* _INSTRUCTIONS TO FOLLOW_
Below are entries. Pull out all lines containing "UNIVERSITY".

* _DATA SHOWN_
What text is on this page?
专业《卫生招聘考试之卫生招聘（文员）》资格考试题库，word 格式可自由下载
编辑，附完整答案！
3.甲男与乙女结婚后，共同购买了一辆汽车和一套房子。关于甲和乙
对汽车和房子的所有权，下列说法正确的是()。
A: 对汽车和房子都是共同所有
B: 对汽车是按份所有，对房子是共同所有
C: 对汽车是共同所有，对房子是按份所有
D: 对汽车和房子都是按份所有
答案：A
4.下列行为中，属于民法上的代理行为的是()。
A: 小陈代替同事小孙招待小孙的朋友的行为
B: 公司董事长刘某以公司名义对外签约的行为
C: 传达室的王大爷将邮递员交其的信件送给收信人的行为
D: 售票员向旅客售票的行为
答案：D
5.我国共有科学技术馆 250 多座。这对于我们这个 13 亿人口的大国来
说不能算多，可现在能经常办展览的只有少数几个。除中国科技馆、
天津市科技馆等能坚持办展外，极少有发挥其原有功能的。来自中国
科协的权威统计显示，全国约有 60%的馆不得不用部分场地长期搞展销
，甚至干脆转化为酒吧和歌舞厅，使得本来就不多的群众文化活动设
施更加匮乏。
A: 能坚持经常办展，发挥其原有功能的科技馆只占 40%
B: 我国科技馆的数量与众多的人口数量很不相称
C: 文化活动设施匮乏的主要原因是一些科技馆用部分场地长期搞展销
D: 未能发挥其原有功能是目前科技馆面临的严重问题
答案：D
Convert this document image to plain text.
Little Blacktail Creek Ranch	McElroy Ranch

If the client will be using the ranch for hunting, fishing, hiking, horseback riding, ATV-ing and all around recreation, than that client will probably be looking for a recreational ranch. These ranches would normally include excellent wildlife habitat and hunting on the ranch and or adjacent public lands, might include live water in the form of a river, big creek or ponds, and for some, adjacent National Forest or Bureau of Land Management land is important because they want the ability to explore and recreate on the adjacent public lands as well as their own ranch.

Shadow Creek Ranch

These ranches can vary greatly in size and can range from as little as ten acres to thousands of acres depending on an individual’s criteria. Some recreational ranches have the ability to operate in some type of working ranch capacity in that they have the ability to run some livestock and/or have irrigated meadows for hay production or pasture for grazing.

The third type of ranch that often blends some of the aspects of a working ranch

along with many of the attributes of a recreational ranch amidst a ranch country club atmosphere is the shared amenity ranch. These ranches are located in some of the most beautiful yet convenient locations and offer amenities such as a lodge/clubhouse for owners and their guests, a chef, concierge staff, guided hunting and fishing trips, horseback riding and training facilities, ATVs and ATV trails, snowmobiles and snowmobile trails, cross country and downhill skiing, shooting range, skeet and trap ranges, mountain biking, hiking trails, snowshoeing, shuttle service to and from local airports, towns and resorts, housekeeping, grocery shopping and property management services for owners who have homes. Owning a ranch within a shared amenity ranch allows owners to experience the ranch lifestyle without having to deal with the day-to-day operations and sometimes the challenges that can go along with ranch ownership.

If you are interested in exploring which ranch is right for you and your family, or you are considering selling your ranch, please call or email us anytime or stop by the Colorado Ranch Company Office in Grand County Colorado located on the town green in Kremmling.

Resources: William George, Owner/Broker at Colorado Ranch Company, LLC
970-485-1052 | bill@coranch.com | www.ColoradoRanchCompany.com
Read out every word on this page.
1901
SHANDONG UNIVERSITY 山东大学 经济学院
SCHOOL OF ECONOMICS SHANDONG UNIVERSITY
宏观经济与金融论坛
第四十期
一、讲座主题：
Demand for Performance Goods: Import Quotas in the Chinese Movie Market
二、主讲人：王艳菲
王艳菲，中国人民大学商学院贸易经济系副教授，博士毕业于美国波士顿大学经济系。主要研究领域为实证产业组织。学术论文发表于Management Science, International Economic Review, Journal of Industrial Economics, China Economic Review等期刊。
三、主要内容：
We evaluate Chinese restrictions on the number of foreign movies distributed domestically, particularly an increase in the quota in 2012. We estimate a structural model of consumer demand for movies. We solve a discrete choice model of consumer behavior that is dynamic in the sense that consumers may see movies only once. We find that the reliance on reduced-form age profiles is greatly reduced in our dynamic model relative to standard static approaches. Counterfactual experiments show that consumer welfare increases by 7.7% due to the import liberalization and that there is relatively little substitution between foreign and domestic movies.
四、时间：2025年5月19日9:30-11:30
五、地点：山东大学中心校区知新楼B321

* _FULL SOLUTION_
SHANDONG UNIVERSITY 山东大学 经济学院
SCHOOL OF ECONOMICS SHANDONG UNIVERSITY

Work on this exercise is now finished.